> To do: Copy each line of the data below with the word "сипат".
◆ ◆ ◆ ◆
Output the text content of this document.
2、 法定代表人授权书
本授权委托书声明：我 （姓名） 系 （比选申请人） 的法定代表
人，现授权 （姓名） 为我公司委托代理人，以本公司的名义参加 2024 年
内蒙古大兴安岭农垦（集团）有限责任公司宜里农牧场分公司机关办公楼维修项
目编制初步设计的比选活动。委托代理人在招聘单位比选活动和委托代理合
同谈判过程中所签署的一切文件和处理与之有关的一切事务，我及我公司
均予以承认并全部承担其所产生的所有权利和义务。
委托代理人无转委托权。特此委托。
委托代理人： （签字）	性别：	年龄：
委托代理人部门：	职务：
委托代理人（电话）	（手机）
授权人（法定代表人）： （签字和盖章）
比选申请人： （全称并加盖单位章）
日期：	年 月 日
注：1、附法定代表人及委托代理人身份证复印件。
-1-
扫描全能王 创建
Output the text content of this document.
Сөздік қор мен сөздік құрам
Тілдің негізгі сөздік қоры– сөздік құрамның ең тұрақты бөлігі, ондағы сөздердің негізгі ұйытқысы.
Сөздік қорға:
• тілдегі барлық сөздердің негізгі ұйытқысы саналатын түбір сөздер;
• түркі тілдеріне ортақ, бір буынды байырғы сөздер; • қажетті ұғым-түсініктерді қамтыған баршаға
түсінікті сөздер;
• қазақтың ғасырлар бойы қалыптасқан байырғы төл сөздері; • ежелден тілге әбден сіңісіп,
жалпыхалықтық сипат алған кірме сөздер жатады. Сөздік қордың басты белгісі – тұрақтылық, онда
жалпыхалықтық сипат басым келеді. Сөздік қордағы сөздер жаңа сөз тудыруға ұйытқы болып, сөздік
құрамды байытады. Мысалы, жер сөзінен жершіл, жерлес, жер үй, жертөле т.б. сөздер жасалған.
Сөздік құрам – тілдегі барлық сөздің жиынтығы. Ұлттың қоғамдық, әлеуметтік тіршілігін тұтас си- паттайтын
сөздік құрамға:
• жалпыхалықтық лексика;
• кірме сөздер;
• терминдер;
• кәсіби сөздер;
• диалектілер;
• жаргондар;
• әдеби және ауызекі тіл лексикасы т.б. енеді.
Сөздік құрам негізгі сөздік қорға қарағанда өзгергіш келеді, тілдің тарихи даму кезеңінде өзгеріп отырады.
◆ ◆ ◆ ◆
> Written response:
жалпыхалықтық сипат алған кірме сөздер жатады. Сөздік қордың басты белгісі – тұрақтылық, онда
жалпыхалықтық сипат басым келеді. Сөздік қордағы сөздер жаңа сөз тудыруға ұйытқы болып, сөздік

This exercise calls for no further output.